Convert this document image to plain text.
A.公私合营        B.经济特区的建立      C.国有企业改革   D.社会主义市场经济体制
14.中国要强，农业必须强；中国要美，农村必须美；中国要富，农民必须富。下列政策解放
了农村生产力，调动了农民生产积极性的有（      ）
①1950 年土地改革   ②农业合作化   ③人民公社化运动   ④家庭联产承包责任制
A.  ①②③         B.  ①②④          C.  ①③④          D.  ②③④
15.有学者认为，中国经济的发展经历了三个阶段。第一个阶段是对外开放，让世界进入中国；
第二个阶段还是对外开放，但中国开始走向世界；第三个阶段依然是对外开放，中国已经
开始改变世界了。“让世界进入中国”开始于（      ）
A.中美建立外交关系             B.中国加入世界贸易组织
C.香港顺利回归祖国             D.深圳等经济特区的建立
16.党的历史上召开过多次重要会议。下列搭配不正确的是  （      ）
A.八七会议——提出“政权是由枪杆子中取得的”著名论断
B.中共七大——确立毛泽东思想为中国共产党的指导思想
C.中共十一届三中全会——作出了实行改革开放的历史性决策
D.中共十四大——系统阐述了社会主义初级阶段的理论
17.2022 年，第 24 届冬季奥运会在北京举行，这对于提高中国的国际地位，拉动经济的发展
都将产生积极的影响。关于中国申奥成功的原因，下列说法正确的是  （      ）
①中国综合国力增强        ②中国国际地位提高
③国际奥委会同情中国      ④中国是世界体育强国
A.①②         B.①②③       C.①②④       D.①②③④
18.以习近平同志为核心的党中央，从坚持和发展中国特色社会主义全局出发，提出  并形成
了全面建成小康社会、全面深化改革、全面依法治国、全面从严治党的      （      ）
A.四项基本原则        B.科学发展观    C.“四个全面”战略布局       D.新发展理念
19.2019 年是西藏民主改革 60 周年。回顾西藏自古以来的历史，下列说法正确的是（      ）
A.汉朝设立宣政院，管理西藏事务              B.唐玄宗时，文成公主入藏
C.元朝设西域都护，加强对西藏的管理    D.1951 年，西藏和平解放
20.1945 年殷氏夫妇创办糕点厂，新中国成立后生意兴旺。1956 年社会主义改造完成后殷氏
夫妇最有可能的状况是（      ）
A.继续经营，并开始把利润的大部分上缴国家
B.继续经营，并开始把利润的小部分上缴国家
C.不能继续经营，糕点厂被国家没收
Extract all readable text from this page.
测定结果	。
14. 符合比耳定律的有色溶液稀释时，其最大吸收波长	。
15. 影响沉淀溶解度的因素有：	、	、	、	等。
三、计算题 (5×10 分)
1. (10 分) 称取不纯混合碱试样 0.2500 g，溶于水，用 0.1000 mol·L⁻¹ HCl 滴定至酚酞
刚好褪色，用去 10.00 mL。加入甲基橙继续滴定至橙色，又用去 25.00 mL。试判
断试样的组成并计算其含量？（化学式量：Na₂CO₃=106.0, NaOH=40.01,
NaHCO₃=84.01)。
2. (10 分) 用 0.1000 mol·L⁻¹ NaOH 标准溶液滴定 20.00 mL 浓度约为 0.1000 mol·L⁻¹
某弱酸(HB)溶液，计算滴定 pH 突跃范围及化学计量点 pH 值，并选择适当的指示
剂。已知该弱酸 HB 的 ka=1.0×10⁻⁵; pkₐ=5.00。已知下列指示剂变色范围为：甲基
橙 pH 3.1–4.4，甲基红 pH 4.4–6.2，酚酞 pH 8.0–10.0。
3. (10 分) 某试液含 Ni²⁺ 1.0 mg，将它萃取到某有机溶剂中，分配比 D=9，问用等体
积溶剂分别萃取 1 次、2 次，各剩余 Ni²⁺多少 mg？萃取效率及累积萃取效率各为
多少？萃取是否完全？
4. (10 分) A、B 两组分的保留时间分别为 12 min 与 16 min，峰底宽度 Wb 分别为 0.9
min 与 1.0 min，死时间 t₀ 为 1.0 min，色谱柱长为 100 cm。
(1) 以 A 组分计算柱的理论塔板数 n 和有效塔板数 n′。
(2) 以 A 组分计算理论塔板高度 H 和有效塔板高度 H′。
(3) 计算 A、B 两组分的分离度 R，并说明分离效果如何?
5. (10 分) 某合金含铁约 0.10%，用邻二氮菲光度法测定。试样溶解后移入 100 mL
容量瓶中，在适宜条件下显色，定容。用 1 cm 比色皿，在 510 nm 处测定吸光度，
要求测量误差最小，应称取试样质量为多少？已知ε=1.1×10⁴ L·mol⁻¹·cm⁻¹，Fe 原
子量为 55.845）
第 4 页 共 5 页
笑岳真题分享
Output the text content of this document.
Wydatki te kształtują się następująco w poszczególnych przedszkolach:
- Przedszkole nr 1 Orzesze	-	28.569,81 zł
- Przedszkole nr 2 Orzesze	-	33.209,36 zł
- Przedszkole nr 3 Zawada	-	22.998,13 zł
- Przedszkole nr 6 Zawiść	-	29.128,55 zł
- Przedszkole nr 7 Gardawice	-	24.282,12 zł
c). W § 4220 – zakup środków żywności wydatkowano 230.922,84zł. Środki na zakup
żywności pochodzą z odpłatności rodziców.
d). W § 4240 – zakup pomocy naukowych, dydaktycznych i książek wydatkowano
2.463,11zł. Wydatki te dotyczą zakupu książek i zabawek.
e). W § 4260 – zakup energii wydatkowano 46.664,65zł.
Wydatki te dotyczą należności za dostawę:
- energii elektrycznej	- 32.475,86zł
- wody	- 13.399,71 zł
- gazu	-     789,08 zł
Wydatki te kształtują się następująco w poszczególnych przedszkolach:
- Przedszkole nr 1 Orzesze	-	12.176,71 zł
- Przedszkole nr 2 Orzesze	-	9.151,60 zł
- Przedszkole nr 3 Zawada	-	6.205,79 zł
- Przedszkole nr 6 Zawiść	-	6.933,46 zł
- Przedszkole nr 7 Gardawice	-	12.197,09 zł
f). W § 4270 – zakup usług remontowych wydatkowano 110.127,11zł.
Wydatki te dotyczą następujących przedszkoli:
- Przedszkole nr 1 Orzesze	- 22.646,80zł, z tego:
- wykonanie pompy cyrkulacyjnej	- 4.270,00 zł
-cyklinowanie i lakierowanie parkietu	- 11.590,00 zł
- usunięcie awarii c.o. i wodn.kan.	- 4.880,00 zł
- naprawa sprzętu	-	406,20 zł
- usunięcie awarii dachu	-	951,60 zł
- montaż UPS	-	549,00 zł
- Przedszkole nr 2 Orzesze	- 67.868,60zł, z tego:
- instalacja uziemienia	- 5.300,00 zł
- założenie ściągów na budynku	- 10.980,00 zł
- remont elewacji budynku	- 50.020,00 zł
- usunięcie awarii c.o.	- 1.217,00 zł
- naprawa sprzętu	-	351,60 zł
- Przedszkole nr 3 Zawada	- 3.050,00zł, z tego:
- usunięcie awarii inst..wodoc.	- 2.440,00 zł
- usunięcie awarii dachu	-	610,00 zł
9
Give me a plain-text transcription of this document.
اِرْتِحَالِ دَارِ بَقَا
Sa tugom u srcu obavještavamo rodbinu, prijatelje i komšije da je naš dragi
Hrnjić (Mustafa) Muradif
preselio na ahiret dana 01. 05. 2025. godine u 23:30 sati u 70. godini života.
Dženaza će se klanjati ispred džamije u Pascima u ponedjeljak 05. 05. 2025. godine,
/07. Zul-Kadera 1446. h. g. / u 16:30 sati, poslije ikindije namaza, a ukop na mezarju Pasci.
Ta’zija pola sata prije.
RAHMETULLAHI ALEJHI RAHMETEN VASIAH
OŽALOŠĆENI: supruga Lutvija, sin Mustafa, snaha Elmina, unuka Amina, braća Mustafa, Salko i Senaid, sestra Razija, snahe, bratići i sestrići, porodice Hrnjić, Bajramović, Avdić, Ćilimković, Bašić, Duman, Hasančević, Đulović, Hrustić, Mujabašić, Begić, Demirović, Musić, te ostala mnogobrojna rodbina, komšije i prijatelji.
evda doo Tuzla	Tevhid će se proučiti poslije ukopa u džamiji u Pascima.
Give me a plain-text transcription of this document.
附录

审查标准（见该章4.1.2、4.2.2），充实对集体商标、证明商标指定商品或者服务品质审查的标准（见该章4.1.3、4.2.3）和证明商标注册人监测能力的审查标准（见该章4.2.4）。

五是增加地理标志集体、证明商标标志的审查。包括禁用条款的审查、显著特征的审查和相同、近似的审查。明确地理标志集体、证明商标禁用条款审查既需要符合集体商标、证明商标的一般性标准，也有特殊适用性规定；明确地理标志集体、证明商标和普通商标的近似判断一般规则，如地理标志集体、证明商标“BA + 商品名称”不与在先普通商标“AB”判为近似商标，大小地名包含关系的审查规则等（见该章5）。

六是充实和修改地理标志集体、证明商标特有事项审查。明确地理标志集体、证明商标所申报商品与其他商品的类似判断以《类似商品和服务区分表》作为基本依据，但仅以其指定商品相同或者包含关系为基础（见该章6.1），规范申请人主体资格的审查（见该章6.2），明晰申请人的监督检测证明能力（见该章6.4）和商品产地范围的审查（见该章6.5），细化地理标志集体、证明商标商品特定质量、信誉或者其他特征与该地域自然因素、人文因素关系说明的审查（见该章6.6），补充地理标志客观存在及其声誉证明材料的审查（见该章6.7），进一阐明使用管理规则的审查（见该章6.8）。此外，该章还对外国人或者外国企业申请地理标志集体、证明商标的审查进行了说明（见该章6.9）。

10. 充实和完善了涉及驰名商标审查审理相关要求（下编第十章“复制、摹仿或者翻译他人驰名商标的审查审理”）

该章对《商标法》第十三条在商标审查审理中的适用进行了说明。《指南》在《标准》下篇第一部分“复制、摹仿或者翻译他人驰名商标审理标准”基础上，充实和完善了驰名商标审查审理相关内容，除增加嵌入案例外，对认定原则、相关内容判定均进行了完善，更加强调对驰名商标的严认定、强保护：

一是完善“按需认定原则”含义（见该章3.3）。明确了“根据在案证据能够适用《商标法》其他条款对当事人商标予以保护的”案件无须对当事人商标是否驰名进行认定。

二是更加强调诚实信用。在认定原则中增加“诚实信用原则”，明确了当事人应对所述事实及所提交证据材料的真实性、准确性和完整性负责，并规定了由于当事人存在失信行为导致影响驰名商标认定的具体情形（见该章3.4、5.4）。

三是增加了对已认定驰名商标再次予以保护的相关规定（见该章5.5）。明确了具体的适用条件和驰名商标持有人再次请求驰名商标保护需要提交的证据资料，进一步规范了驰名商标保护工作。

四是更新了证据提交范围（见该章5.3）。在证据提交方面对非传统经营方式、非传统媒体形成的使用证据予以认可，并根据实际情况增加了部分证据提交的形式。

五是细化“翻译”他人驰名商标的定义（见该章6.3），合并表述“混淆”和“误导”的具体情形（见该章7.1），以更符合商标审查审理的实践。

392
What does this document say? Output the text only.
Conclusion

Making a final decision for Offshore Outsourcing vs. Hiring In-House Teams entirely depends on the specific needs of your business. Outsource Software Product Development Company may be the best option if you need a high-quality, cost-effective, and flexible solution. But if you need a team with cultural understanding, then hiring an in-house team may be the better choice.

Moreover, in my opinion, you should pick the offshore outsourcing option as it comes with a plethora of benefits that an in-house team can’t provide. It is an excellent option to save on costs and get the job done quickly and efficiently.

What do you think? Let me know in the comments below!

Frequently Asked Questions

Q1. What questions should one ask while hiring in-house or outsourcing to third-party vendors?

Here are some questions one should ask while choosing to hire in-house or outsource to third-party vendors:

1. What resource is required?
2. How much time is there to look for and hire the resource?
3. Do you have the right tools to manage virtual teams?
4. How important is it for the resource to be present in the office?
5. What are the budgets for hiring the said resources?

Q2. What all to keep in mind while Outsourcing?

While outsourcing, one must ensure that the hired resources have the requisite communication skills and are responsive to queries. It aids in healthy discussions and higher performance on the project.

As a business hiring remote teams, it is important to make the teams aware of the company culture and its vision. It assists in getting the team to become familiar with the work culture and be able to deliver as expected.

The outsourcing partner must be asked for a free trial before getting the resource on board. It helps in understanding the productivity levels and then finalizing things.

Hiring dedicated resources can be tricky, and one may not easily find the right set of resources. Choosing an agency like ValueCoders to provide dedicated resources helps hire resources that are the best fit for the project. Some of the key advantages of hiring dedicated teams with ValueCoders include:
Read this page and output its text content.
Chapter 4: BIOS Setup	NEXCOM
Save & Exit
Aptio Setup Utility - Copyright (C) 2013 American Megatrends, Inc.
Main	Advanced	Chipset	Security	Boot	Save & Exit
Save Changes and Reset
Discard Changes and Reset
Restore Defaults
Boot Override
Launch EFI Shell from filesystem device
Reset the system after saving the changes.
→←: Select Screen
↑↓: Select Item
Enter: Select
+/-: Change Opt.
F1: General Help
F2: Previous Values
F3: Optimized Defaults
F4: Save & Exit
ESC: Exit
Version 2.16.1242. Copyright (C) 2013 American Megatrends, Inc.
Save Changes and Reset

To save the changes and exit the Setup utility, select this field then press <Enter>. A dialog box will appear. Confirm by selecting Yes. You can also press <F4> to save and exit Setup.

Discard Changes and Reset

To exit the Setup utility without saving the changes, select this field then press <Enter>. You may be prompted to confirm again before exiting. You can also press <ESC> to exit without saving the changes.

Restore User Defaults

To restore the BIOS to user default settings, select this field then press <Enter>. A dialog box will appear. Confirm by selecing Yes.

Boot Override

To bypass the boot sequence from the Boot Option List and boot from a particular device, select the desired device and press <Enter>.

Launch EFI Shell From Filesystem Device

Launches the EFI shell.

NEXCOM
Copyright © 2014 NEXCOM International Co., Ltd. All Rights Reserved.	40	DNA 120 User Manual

= WHAT IS NEEDED =
Copy out every line holding the string "Mustafa".

= TASK ANSWER =
Hrnjić (Mustafa) Muradif
OŽALOŠĆENI: supruga Lutvija, sin Mustafa, snaha Elmina, unuka Amina, braća Mustafa, Salko i Senaid, sestra Razija, snahe, bratići i sestrići, porodice Hrnjić, Bajramović, Avdić, Ćilimković, Bašić, Duman, Hasančević, Đulović, Hrustić, Mujabašić, Begić, Demirović, Musić, te ostala mnogobrojna rodbina, komšije i prijatelji.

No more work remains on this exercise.